— Begin Records provided —
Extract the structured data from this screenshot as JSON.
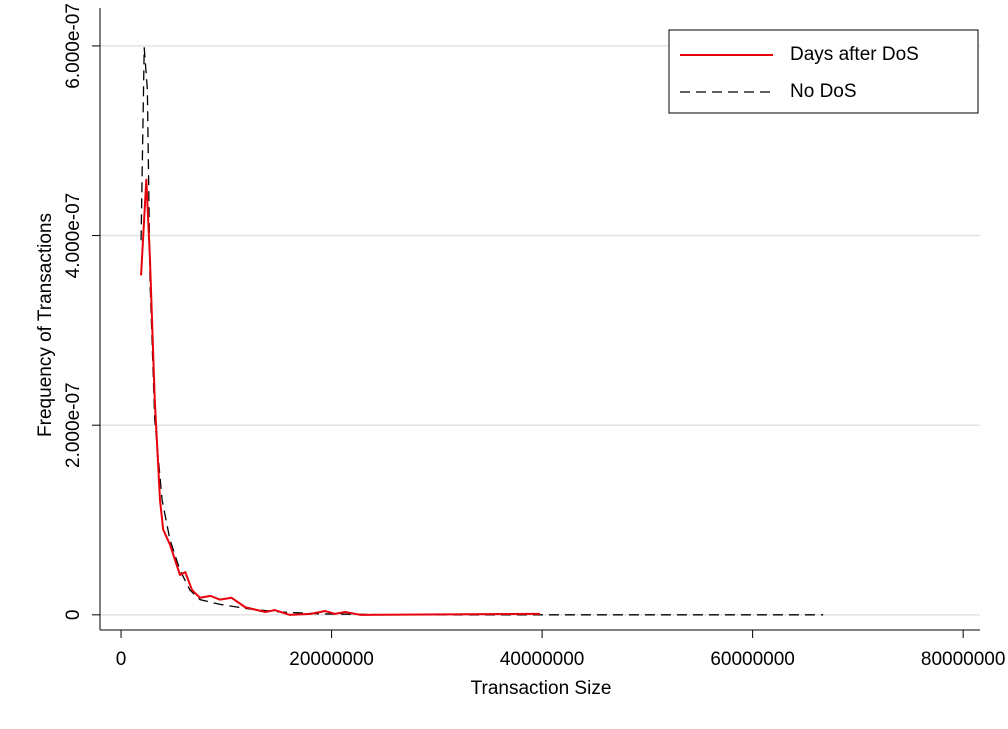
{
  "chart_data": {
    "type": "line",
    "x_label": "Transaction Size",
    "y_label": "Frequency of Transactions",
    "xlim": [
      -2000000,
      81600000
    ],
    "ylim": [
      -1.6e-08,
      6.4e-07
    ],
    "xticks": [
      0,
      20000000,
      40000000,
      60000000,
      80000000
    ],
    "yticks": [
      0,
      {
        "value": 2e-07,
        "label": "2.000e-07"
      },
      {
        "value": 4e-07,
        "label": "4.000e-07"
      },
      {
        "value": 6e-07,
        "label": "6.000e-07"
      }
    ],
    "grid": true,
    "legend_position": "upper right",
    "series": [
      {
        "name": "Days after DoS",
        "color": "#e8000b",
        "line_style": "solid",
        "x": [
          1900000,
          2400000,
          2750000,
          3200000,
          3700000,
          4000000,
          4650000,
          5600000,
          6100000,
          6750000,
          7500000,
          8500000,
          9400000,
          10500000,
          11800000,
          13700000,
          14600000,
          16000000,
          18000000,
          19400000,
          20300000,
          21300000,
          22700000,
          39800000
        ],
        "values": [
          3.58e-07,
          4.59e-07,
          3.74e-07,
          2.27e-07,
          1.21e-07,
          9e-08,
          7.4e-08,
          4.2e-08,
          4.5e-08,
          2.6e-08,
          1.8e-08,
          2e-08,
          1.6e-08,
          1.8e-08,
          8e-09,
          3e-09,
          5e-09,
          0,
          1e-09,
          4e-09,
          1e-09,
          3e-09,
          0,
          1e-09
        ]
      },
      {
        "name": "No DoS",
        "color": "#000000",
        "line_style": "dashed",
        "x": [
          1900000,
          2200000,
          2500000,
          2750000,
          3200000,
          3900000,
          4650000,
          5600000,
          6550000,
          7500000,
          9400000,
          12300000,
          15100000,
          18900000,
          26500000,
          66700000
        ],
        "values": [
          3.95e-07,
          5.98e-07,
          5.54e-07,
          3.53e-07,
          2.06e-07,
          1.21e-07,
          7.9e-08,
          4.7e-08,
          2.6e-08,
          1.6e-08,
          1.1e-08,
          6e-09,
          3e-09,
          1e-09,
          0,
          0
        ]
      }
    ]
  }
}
— End Records provided —
— Begin Records provided —
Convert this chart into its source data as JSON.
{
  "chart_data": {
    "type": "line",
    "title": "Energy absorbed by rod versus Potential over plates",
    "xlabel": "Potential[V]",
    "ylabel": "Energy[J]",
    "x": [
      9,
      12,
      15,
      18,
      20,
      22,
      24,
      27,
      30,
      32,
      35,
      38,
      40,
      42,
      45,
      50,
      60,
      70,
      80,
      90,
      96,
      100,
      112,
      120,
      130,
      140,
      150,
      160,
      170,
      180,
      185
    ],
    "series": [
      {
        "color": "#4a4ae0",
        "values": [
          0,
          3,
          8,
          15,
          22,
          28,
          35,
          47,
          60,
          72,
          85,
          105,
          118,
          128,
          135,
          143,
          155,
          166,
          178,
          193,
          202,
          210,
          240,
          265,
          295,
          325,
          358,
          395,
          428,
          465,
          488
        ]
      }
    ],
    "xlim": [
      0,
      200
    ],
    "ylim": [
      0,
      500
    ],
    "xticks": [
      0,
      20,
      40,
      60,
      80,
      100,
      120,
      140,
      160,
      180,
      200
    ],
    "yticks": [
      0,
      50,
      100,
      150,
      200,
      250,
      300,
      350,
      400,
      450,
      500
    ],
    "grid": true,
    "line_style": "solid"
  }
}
— End Records provided —
— Begin Records provided —
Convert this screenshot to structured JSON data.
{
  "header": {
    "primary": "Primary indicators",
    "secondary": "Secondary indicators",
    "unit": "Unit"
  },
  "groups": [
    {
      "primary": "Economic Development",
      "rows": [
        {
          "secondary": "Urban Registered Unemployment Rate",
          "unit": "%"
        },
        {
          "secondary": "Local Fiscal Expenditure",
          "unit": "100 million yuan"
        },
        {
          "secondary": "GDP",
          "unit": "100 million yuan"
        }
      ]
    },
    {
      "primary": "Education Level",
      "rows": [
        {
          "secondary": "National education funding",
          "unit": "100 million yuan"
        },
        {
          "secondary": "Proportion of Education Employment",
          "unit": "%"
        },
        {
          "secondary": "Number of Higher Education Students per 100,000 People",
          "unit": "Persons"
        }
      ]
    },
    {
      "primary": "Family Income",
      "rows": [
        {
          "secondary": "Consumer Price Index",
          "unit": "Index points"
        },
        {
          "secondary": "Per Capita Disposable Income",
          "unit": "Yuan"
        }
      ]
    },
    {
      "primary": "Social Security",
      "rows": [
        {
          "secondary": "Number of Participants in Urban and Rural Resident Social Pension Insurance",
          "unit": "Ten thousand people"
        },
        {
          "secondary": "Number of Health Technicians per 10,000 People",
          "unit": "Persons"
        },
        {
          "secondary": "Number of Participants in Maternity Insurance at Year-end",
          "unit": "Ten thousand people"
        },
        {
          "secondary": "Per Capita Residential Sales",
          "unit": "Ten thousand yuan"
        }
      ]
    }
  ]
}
— End Records provided —
§ Work instructions: Using the listing above, locate the lines that hold "Capita" and copy each one.

§ Result below:
          "secondary": "Per Capita Disposable Income",
          "secondary": "Per Capita Residential Sales",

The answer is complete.